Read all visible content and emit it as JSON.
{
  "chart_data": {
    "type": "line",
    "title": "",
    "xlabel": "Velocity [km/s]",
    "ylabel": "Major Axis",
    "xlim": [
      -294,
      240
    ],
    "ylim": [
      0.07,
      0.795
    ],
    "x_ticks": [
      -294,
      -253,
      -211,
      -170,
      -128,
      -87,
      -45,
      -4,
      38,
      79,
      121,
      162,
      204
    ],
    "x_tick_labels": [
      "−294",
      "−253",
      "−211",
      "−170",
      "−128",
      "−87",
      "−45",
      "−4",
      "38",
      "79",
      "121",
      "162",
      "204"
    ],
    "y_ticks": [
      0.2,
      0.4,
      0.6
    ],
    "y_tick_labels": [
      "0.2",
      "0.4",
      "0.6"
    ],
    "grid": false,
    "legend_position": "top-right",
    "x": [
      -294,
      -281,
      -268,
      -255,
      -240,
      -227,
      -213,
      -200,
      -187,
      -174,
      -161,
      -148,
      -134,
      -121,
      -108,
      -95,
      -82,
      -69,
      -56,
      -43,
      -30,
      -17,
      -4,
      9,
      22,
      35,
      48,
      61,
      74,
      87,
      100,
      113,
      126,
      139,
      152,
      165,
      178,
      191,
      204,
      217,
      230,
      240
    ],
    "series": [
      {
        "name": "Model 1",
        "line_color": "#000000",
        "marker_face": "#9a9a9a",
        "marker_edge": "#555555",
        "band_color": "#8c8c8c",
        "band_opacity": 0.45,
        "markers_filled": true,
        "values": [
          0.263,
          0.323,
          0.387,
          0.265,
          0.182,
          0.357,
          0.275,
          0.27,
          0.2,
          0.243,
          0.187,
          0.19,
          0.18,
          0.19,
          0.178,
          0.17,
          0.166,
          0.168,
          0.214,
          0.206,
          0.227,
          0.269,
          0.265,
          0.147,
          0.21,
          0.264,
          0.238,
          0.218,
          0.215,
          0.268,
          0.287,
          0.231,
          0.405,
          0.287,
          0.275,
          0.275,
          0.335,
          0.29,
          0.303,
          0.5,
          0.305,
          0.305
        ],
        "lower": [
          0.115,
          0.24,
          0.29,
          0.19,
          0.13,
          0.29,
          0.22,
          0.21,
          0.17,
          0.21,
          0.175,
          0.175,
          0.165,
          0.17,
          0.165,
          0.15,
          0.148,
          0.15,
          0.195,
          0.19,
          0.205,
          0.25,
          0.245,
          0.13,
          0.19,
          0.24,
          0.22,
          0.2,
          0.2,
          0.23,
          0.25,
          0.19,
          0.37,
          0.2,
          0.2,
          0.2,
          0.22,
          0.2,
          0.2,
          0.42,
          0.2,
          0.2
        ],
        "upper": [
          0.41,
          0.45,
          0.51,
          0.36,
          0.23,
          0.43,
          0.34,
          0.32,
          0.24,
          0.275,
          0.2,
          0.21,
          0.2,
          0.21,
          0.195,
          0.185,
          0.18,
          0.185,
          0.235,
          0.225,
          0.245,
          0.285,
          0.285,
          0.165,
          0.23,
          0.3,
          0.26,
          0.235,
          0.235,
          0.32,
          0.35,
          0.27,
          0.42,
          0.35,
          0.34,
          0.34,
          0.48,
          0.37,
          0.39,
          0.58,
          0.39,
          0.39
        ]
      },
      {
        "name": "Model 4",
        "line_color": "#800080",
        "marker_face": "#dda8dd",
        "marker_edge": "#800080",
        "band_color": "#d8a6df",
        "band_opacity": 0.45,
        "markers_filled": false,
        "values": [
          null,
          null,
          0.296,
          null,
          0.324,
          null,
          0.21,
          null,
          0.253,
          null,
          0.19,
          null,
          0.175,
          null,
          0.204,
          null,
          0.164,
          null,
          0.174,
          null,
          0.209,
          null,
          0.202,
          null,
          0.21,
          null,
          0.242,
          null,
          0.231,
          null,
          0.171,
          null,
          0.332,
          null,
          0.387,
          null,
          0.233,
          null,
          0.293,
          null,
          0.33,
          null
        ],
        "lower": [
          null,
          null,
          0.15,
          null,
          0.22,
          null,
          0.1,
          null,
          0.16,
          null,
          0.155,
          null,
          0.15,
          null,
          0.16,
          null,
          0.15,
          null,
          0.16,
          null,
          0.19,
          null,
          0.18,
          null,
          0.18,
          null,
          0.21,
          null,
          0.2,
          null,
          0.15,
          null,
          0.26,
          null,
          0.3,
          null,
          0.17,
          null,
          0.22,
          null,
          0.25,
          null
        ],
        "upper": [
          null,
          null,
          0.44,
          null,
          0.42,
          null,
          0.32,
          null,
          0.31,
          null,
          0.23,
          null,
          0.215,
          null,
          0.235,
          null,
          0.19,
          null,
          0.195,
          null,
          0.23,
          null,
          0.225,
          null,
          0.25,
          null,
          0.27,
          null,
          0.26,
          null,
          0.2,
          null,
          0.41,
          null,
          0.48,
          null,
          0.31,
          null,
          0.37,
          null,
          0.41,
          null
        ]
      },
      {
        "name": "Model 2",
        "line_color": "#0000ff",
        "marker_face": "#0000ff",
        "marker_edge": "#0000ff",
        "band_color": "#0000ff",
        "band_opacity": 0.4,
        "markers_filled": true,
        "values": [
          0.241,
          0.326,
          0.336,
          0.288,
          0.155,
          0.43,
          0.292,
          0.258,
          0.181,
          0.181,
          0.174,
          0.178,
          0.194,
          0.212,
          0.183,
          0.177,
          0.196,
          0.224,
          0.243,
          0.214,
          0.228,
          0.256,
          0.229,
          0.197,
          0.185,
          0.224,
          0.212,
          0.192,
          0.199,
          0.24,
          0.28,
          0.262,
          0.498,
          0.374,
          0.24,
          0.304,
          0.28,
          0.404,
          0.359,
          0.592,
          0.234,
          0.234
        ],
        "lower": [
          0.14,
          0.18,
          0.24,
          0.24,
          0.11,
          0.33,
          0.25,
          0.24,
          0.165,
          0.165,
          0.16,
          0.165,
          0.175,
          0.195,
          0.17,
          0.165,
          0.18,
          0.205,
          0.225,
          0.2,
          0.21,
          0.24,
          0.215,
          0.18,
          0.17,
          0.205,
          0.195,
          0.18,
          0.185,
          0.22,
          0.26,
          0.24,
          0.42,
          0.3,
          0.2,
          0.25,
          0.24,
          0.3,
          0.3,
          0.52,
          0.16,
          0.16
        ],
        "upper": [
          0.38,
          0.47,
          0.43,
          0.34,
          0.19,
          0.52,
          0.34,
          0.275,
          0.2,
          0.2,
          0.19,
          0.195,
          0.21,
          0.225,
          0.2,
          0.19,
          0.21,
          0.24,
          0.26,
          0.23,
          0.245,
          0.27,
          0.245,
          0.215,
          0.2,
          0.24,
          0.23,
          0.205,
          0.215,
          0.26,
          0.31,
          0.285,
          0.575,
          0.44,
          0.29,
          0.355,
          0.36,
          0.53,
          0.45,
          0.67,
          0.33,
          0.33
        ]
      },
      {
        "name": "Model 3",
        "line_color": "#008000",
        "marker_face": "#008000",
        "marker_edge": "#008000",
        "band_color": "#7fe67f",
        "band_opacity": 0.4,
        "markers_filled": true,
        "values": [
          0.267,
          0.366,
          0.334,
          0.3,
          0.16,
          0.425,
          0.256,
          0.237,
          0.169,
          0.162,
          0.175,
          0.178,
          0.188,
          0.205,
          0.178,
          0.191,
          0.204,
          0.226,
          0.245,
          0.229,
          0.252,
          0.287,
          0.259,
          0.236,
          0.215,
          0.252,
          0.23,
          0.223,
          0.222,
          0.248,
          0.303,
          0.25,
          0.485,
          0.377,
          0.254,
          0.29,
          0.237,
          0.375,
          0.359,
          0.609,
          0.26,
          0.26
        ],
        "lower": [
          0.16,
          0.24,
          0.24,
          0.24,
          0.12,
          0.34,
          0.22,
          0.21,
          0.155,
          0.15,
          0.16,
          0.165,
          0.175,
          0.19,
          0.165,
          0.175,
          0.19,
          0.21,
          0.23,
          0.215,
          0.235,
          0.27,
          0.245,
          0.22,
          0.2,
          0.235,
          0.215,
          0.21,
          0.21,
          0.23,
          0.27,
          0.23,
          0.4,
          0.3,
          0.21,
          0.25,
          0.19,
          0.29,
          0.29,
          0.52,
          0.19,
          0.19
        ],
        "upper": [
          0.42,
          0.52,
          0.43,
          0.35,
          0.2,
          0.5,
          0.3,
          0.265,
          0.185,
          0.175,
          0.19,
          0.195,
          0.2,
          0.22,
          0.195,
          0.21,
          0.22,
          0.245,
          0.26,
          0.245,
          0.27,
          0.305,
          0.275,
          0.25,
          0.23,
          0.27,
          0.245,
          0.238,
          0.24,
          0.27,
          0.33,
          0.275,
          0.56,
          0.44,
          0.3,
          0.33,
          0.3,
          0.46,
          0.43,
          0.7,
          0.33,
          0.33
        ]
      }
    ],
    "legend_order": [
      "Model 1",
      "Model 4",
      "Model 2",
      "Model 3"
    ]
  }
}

######

*Directions*: State the number of lines in the data that include the string "Model", and add nothing else.

*Response*: 8